--- Dataset excerpts ---
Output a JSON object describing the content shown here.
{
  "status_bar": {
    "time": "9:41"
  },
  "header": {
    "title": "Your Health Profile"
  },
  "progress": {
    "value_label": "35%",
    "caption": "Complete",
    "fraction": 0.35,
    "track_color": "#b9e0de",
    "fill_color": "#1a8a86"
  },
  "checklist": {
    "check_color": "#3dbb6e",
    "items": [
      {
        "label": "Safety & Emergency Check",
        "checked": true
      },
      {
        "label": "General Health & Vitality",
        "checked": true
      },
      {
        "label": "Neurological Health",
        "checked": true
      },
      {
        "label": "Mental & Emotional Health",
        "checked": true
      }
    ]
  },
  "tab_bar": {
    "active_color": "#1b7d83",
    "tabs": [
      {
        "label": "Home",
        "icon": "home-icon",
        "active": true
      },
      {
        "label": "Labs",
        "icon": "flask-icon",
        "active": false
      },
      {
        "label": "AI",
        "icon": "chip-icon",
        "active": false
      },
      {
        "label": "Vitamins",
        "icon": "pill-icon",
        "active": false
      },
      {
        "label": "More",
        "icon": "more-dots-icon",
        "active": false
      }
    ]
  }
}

--- Aim of the task ---
Using the data above, output each line exactly.

--- Exercise response ---
Output a JSON object describing the content shown here.
{
  "status_bar": {
    "time": "9:41"
  },
  "header": {
    "title": "Your Health Profile"
  },
  "progress": {
    "value_label": "35%",
    "caption": "Complete",
    "fraction": 0.35,
    "track_color": "#b9e0de",
    "fill_color": "#1a8a86"
  },
  "checklist": {
    "check_color": "#3dbb6e",
    "items": [
      {
        "label": "Safety & Emergency Check",
        "checked": true
      },
      {
        "label": "General Health & Vitality",
        "checked": true
      },
      {
        "label": "Neurological Health",
        "checked": true
      },
      {
        "label": "Mental & Emotional Health",
        "checked": true
      }
    ]
  },
  "tab_bar": {
    "active_color": "#1b7d83",
    "tabs": [
      {
        "label": "Home",
        "icon": "home-icon",
        "active": true
      },
      {
        "label": "Labs",
        "icon": "flask-icon",
        "active": false
      },
      {
        "label": "AI",
        "icon": "chip-icon",
        "active": false
      },
      {
        "label": "Vitamins",
        "icon": "pill-icon",
        "active": false
      },
      {
        "label": "More",
        "icon": "more-dots-icon",
        "active": false
      }
    ]
  }
}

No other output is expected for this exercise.